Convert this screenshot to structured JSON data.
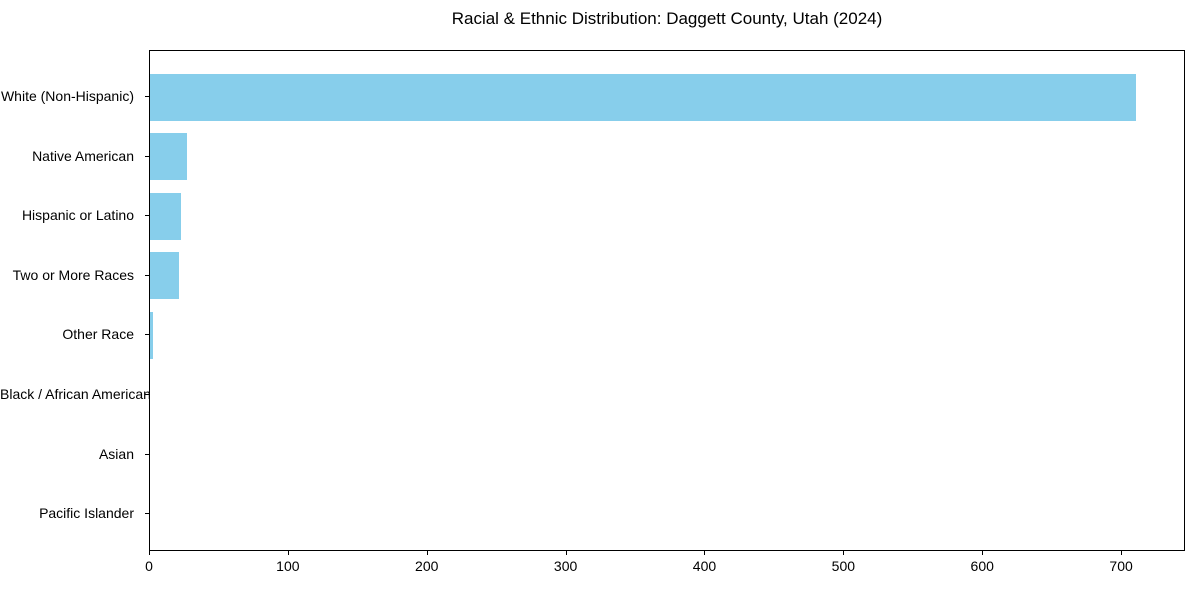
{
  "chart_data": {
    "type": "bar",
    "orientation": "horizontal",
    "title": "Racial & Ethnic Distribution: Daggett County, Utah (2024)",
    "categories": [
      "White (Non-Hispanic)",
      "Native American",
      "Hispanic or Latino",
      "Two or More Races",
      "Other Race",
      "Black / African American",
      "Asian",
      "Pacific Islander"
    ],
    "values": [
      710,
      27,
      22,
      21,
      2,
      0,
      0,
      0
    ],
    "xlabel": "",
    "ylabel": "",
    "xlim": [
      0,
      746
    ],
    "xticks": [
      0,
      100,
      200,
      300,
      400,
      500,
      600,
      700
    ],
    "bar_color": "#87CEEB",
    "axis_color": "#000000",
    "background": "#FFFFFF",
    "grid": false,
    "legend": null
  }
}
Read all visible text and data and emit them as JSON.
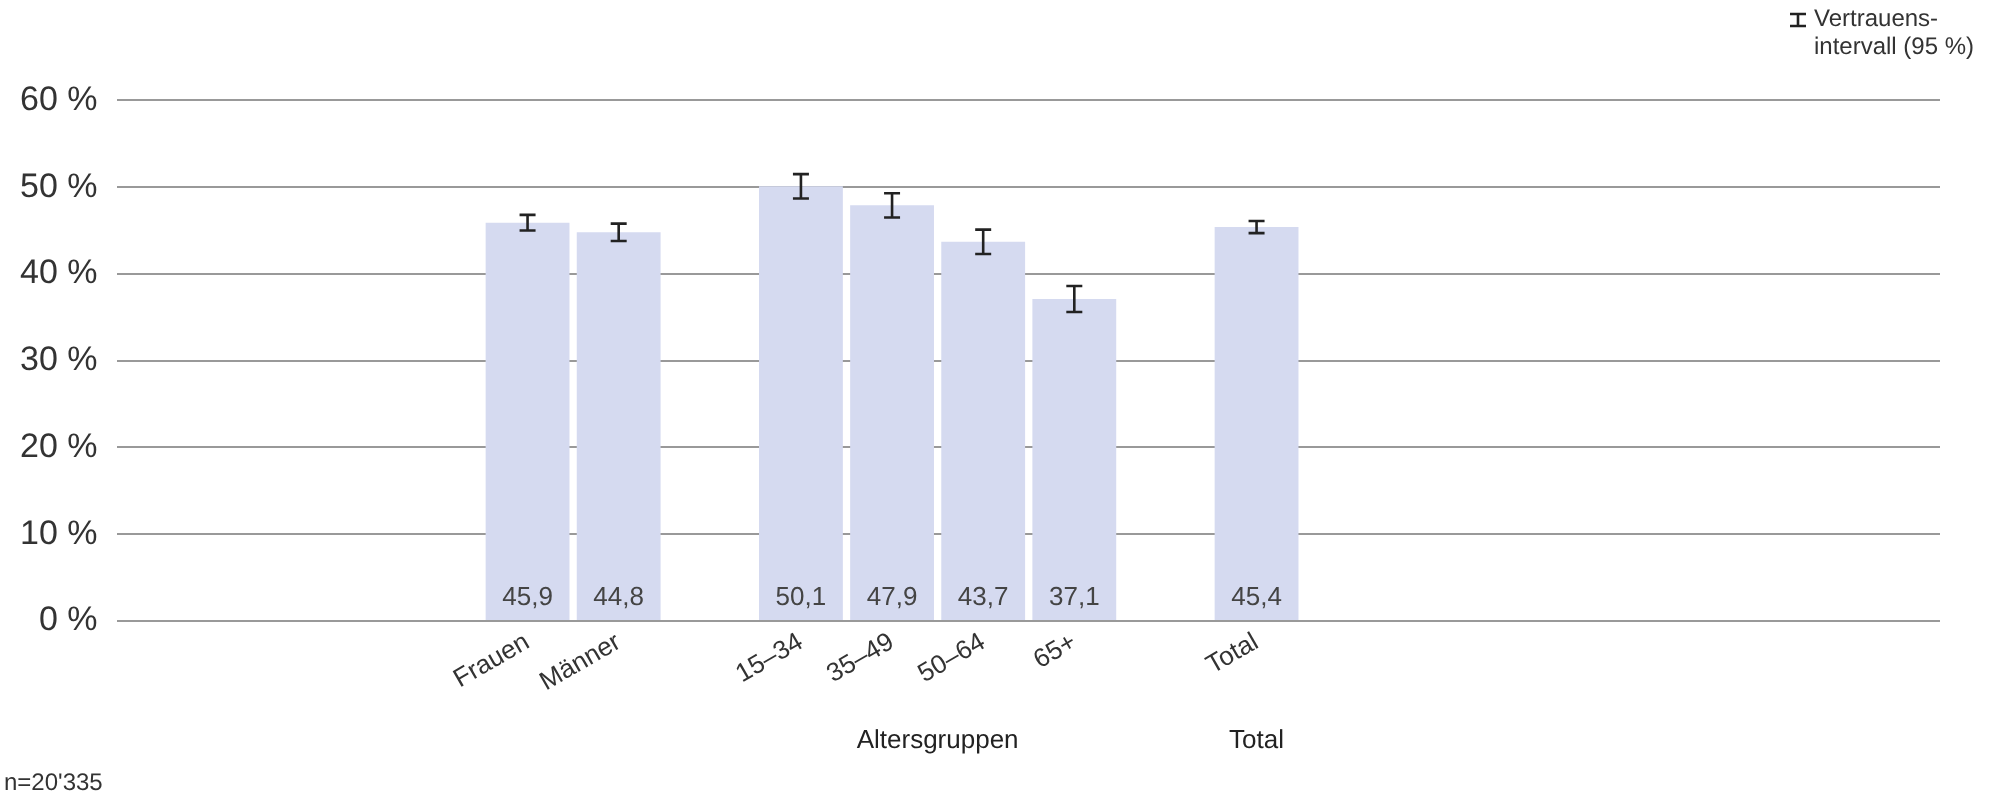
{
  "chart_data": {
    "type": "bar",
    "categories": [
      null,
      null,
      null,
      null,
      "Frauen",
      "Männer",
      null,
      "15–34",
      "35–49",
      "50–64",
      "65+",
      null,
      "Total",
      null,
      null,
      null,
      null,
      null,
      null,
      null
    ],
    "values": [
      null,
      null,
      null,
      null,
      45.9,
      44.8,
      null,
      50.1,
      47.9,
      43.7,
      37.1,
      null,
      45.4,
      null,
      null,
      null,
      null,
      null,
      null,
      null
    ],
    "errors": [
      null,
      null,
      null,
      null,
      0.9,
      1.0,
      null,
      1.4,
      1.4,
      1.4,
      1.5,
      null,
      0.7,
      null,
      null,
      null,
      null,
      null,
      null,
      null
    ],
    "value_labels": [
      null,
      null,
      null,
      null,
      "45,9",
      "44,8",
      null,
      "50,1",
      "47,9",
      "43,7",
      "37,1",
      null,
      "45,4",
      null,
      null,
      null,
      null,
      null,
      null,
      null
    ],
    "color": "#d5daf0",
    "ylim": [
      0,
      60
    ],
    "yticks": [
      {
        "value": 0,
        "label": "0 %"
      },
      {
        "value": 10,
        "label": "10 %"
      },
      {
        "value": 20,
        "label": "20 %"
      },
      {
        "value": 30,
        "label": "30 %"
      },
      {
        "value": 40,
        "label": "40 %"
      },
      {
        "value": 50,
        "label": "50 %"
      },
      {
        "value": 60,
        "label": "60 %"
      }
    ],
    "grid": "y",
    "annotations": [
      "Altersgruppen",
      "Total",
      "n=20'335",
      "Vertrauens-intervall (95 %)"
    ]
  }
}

****

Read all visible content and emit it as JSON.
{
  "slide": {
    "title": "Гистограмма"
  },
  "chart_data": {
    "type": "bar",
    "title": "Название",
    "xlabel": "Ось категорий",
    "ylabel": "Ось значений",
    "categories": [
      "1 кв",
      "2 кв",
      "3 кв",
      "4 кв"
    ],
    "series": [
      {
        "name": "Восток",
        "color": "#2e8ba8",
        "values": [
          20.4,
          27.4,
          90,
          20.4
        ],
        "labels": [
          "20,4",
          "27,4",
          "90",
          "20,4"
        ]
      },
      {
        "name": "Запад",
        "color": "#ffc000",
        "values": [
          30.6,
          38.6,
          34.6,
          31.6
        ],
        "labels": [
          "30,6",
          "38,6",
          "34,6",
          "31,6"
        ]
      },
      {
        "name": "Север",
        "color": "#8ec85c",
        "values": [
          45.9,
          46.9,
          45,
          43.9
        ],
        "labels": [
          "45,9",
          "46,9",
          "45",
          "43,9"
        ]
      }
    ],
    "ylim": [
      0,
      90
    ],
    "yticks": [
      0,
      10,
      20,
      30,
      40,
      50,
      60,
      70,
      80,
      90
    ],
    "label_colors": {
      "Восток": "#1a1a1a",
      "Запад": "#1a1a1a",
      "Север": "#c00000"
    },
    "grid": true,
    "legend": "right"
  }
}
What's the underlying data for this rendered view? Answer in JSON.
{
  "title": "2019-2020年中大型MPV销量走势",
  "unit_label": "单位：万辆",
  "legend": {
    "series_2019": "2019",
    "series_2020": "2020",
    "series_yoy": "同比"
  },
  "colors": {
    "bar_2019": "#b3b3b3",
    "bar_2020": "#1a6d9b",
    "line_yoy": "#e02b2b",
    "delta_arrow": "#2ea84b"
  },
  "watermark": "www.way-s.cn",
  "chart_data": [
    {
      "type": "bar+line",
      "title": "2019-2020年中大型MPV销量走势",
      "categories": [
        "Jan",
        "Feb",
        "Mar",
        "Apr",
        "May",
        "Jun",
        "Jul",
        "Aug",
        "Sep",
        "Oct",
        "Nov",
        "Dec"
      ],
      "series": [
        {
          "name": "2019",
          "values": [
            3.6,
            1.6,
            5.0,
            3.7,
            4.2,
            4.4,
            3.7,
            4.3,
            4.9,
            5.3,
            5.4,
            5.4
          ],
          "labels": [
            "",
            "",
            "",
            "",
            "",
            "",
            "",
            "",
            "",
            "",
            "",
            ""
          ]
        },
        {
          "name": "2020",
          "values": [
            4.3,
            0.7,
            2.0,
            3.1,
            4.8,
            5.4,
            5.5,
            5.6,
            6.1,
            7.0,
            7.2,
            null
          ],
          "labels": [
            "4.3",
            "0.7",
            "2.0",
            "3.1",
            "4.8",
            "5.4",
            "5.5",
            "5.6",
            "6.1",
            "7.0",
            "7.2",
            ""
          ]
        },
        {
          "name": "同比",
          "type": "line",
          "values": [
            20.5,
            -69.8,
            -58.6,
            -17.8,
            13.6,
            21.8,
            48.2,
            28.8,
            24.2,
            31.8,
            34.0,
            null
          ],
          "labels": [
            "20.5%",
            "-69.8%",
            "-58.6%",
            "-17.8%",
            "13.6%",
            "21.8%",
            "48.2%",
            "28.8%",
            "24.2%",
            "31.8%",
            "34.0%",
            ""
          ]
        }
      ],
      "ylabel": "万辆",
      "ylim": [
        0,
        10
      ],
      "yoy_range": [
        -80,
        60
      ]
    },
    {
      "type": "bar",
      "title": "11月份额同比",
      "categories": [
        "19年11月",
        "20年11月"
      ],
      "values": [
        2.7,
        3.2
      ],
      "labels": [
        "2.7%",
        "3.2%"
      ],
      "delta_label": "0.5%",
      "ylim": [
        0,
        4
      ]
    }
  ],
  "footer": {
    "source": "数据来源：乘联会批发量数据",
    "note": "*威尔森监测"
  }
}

****

Your objective → Return all lines containing "ylabel".

Reply to the task →
    "ylabel": "",
    "ylabel": "Ось значений",
      "ylabel": "万辆",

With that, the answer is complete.